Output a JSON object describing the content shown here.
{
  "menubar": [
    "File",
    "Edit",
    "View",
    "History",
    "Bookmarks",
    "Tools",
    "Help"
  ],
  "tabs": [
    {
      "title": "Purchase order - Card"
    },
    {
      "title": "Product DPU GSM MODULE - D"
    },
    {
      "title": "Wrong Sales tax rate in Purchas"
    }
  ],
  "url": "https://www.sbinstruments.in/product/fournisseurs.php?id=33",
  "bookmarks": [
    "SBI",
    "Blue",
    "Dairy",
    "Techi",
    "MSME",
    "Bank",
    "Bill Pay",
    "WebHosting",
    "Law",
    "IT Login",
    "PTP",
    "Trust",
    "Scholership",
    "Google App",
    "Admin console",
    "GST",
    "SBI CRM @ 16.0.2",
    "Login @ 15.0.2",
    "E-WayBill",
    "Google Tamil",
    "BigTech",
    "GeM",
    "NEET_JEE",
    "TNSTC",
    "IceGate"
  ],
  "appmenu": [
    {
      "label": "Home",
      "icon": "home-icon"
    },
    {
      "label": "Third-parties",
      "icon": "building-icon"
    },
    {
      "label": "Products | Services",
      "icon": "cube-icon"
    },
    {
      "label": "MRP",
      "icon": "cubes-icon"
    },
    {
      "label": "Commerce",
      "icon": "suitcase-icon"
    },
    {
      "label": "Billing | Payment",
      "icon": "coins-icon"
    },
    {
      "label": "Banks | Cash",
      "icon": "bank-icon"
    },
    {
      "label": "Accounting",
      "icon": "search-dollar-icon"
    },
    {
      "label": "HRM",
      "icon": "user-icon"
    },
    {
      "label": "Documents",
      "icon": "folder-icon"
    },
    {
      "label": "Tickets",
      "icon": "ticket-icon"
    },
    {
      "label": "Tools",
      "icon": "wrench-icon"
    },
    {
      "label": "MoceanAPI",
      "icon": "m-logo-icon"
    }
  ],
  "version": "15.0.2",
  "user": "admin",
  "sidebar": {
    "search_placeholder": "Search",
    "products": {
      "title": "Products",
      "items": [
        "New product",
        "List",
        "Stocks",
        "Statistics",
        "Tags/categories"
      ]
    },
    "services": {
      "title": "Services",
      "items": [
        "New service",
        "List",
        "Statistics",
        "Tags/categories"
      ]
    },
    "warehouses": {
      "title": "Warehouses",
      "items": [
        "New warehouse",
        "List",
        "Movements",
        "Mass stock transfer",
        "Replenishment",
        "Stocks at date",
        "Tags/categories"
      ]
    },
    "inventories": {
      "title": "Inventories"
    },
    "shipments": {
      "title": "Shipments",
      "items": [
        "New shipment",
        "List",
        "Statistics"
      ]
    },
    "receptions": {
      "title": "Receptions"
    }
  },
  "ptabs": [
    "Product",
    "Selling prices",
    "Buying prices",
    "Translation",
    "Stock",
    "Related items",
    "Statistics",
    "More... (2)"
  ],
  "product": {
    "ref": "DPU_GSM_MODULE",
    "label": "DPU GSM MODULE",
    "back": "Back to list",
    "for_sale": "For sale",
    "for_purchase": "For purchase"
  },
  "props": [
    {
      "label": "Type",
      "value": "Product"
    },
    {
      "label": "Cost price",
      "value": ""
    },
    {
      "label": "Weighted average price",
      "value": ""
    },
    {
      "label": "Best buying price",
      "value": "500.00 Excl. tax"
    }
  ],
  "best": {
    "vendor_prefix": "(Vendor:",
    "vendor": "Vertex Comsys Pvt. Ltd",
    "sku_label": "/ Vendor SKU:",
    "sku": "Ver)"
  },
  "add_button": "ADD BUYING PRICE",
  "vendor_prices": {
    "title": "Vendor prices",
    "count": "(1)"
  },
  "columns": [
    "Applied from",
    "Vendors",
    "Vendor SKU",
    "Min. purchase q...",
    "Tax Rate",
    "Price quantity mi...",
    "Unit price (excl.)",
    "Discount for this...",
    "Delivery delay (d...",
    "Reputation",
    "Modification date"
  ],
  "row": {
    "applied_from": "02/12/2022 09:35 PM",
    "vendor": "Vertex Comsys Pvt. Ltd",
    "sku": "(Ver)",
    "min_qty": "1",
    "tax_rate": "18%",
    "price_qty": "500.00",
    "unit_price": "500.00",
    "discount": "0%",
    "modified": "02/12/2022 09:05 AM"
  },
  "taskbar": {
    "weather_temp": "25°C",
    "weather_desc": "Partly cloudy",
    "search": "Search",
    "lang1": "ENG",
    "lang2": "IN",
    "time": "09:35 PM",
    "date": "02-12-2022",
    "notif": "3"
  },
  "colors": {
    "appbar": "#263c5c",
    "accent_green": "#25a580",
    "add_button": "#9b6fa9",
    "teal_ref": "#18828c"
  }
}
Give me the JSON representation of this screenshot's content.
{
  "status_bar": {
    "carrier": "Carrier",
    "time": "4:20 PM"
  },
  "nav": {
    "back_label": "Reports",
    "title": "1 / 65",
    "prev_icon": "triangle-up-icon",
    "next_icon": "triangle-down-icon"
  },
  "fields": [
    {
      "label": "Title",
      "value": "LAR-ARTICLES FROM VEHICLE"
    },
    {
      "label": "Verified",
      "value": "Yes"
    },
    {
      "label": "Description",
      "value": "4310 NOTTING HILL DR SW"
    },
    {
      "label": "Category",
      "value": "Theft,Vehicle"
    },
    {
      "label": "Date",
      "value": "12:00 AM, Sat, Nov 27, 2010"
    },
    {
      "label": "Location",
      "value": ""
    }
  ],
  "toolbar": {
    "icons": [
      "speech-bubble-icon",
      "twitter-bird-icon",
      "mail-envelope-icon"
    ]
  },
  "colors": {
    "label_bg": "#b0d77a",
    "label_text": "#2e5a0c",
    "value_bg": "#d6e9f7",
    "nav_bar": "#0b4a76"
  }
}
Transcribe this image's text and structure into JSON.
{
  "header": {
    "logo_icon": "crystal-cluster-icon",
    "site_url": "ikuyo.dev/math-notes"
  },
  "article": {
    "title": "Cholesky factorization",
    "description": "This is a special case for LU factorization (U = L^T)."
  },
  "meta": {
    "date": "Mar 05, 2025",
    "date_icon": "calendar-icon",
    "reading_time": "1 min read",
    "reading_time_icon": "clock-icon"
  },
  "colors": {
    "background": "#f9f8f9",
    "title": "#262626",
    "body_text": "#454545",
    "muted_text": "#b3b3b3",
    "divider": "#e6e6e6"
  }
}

### Objective:
Would you reproduce the material above in full, exactly as given?

### Answer to this problem:
Output a JSON object describing the content shown here.
{
  "menubar": [
    "File",
    "Edit",
    "View",
    "History",
    "Bookmarks",
    "Tools",
    "Help"
  ],
  "tabs": [
    {
      "title": "Purchase order - Card"
    },
    {
      "title": "Product DPU GSM MODULE - D"
    },
    {
      "title": "Wrong Sales tax rate in Purchas"
    }
  ],
  "url": "https://www.sbinstruments.in/product/fournisseurs.php?id=33",
  "bookmarks": [
    "SBI",
    "Blue",
    "Dairy",
    "Techi",
    "MSME",
    "Bank",
    "Bill Pay",
    "WebHosting",
    "Law",
    "IT Login",
    "PTP",
    "Trust",
    "Scholership",
    "Google App",
    "Admin console",
    "GST",
    "SBI CRM @ 16.0.2",
    "Login @ 15.0.2",
    "E-WayBill",
    "Google Tamil",
    "BigTech",
    "GeM",
    "NEET_JEE",
    "TNSTC",
    "IceGate"
  ],
  "appmenu": [
    {
      "label": "Home",
      "icon": "home-icon"
    },
    {
      "label": "Third-parties",
      "icon": "building-icon"
    },
    {
      "label": "Products | Services",
      "icon": "cube-icon"
    },
    {
      "label": "MRP",
      "icon": "cubes-icon"
    },
    {
      "label": "Commerce",
      "icon": "suitcase-icon"
    },
    {
      "label": "Billing | Payment",
      "icon": "coins-icon"
    },
    {
      "label": "Banks | Cash",
      "icon": "bank-icon"
    },
    {
      "label": "Accounting",
      "icon": "search-dollar-icon"
    },
    {
      "label": "HRM",
      "icon": "user-icon"
    },
    {
      "label": "Documents",
      "icon": "folder-icon"
    },
    {
      "label": "Tickets",
      "icon": "ticket-icon"
    },
    {
      "label": "Tools",
      "icon": "wrench-icon"
    },
    {
      "label": "MoceanAPI",
      "icon": "m-logo-icon"
    }
  ],
  "version": "15.0.2",
  "user": "admin",
  "sidebar": {
    "search_placeholder": "Search",
    "products": {
      "title": "Products",
      "items": [
        "New product",
        "List",
        "Stocks",
        "Statistics",
        "Tags/categories"
      ]
    },
    "services": {
      "title": "Services",
      "items": [
        "New service",
        "List",
        "Statistics",
        "Tags/categories"
      ]
    },
    "warehouses": {
      "title": "Warehouses",
      "items": [
        "New warehouse",
        "List",
        "Movements",
        "Mass stock transfer",
        "Replenishment",
        "Stocks at date",
        "Tags/categories"
      ]
    },
    "inventories": {
      "title": "Inventories"
    },
    "shipments": {
      "title": "Shipments",
      "items": [
        "New shipment",
        "List",
        "Statistics"
      ]
    },
    "receptions": {
      "title": "Receptions"
    }
  },
  "ptabs": [
    "Product",
    "Selling prices",
    "Buying prices",
    "Translation",
    "Stock",
    "Related items",
    "Statistics",
    "More... (2)"
  ],
  "product": {
    "ref": "DPU_GSM_MODULE",
    "label": "DPU GSM MODULE",
    "back": "Back to list",
    "for_sale": "For sale",
    "for_purchase": "For purchase"
  },
  "props": [
    {
      "label": "Type",
      "value": "Product"
    },
    {
      "label": "Cost price",
      "value": ""
    },
    {
      "label": "Weighted average price",
      "value": ""
    },
    {
      "label": "Best buying price",
      "value": "500.00 Excl. tax"
    }
  ],
  "best": {
    "vendor_prefix": "(Vendor:",
    "vendor": "Vertex Comsys Pvt. Ltd",
    "sku_label": "/ Vendor SKU:",
    "sku": "Ver)"
  },
  "add_button": "ADD BUYING PRICE",
  "vendor_prices": {
    "title": "Vendor prices",
    "count": "(1)"
  },
  "columns": [
    "Applied from",
    "Vendors",
    "Vendor SKU",
    "Min. purchase q...",
    "Tax Rate",
    "Price quantity mi...",
    "Unit price (excl.)",
    "Discount for this...",
    "Delivery delay (d...",
    "Reputation",
    "Modification date"
  ],
  "row": {
    "applied_from": "02/12/2022 09:35 PM",
    "vendor": "Vertex Comsys Pvt. Ltd",
    "sku": "(Ver)",
    "min_qty": "1",
    "tax_rate": "18%",
    "price_qty": "500.00",
    "unit_price": "500.00",
    "discount": "0%",
    "modified": "02/12/2022 09:05 AM"
  },
  "taskbar": {
    "weather_temp": "25°C",
    "weather_desc": "Partly cloudy",
    "search": "Search",
    "lang1": "ENG",
    "lang2": "IN",
    "time": "09:35 PM",
    "date": "02-12-2022",
    "notif": "3"
  },
  "colors": {
    "appbar": "#263c5c",
    "accent_green": "#25a580",
    "add_button": "#9b6fa9",
    "teal_ref": "#18828c"
  }
}
Give me the JSON representation of this screenshot's content.
{
  "status_bar": {
    "carrier": "Carrier",
    "time": "4:20 PM"
  },
  "nav": {
    "back_label": "Reports",
    "title": "1 / 65",
    "prev_icon": "triangle-up-icon",
    "next_icon": "triangle-down-icon"
  },
  "fields": [
    {
      "label": "Title",
      "value": "LAR-ARTICLES FROM VEHICLE"
    },
    {
      "label": "Verified",
      "value": "Yes"
    },
    {
      "label": "Description",
      "value": "4310 NOTTING HILL DR SW"
    },
    {
      "label": "Category",
      "value": "Theft,Vehicle"
    },
    {
      "label": "Date",
      "value": "12:00 AM, Sat, Nov 27, 2010"
    },
    {
      "label": "Location",
      "value": ""
    }
  ],
  "toolbar": {
    "icons": [
      "speech-bubble-icon",
      "twitter-bird-icon",
      "mail-envelope-icon"
    ]
  },
  "colors": {
    "label_bg": "#b0d77a",
    "label_text": "#2e5a0c",
    "value_bg": "#d6e9f7",
    "nav_bar": "#0b4a76"
  }
}
Transcribe this image's text and structure into JSON.
{
  "header": {
    "logo_icon": "crystal-cluster-icon",
    "site_url": "ikuyo.dev/math-notes"
  },
  "article": {
    "title": "Cholesky factorization",
    "description": "This is a special case for LU factorization (U = L^T)."
  },
  "meta": {
    "date": "Mar 05, 2025",
    "date_icon": "calendar-icon",
    "reading_time": "1 min read",
    "reading_time_icon": "clock-icon"
  },
  "colors": {
    "background": "#f9f8f9",
    "title": "#262626",
    "body_text": "#454545",
    "muted_text": "#b3b3b3",
    "divider": "#e6e6e6"
  }
}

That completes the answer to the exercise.